### WHAT YOU SHOULD DO
Work out how many lines hold "Consumer". Give the number and nothing else.

### DATA EXTRACT
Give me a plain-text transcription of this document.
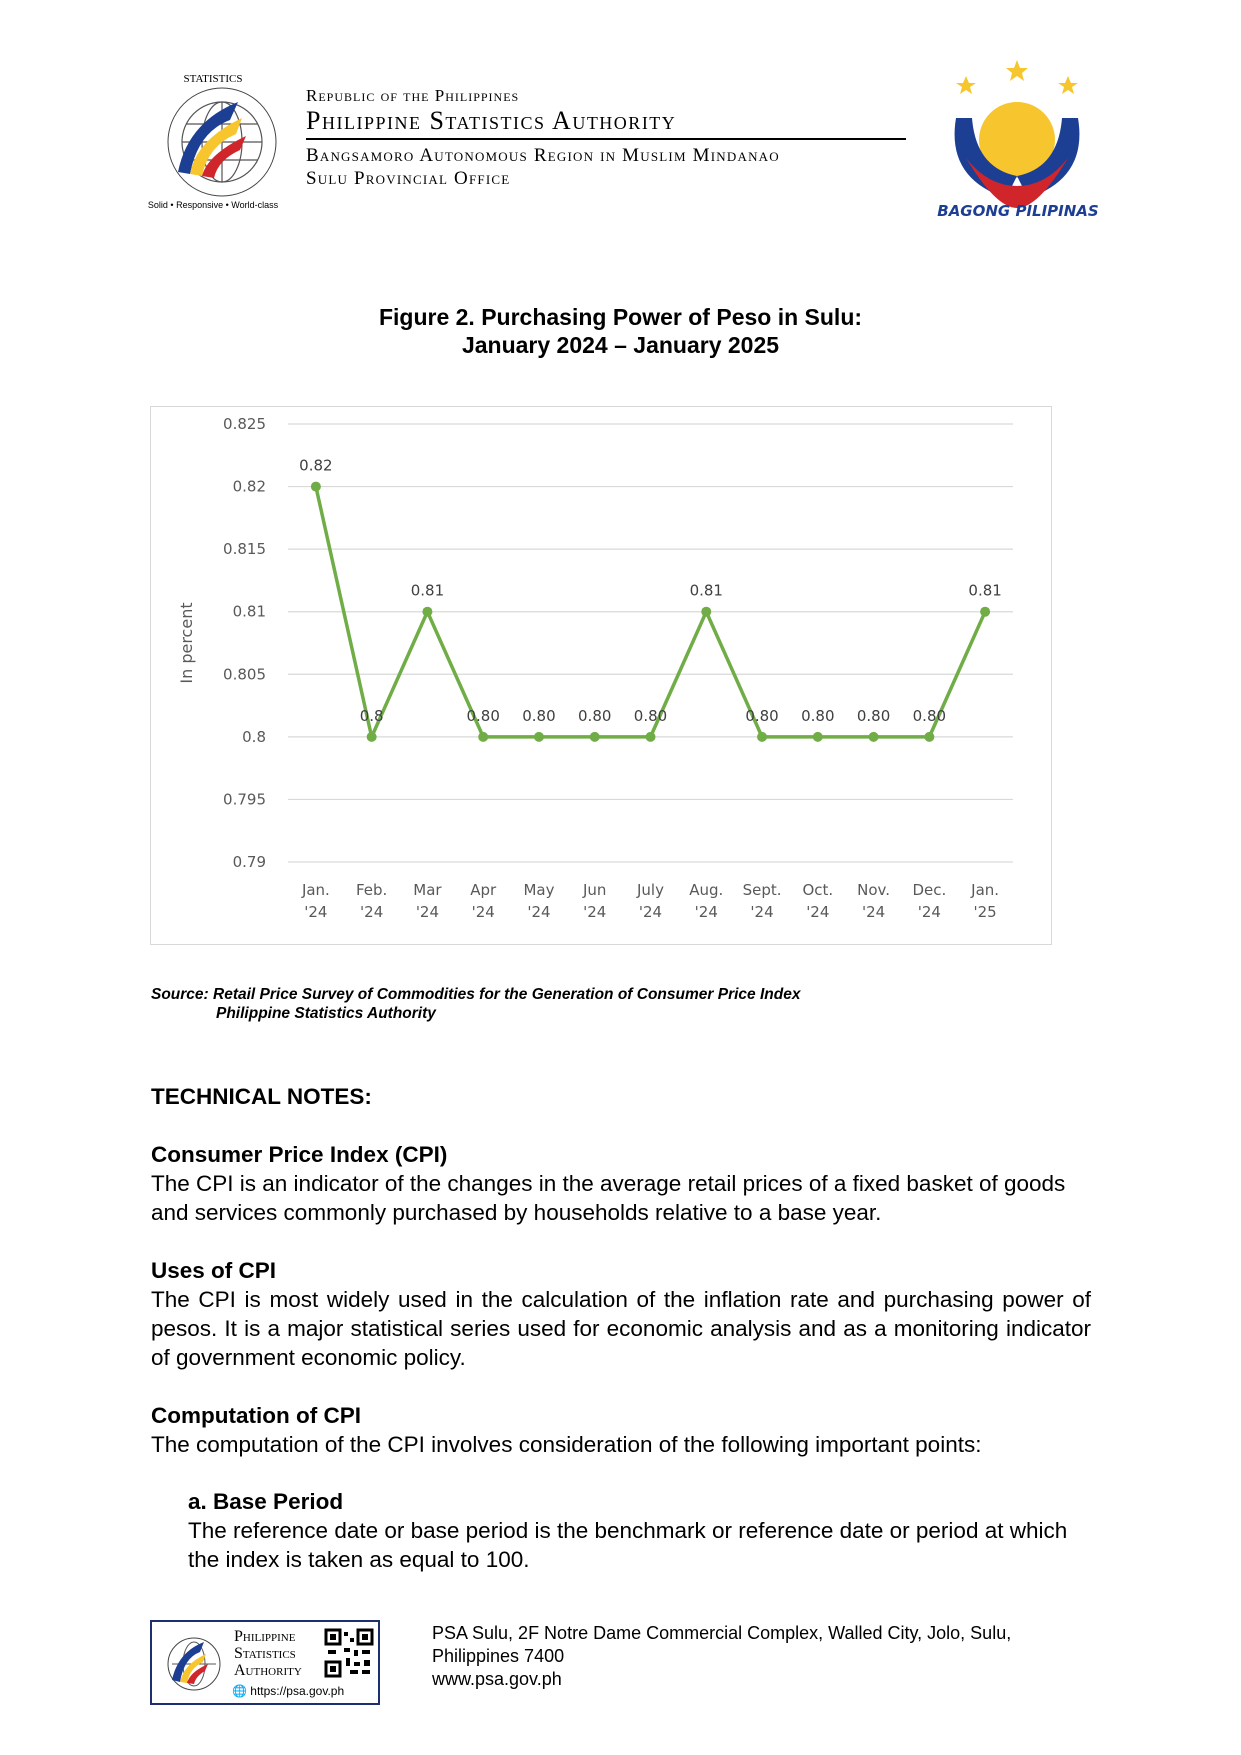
STATISTICS
Solid • Responsive • World-class
Republic of the Philippines
Philippine Statistics Authority
Bangsamoro Autonomous Region in Muslim Mindanao
Sulu Provincial Office
BAGONG PILIPINAS
Figure 2. Purchasing Power of Peso in Sulu:
January 2024 – January 2025
0.825
0.82
0.815
0.81
0.805
0.8
0.795
0.79
In percent
0.82
Jan.
'24
0.8
Feb.
'24
0.81
Mar
'24
0.80
Apr
'24
0.80
May
'24
0.80
Jun
'24
0.80
July
'24
0.81
Aug.
'24
0.80
Sept.
'24
0.80
Oct.
'24
0.80
Nov.
'24
0.80
Dec.
'24
0.81
Jan.
'25
Source: Retail Price Survey of Commodities for the Generation of Consumer Price Index
Philippine Statistics Authority
TECHNICAL NOTES:
Consumer Price Index (CPI)
The CPI is an indicator of the changes in the average retail prices of a fixed basket of goods and services commonly purchased by households relative to a base year.
Uses of CPI
The CPI is most widely used in the calculation of the inflation rate and purchasing power of pesos. It is a major statistical series used for economic analysis and as a monitoring indicator of government economic policy.
Computation of CPI
The computation of the CPI involves consideration of the following important points:
a. Base Period
The reference date or base period is the benchmark or reference date or period at which the index is taken as equal to 100.
Philippine
Statistics
Authority
🌐 https://psa.gov.ph
PSA Sulu, 2F Notre Dame Commercial Complex, Walled City, Jolo, Sulu,
Philippines 7400
www.psa.gov.ph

### RESULT FOR THIS EXERCISE
2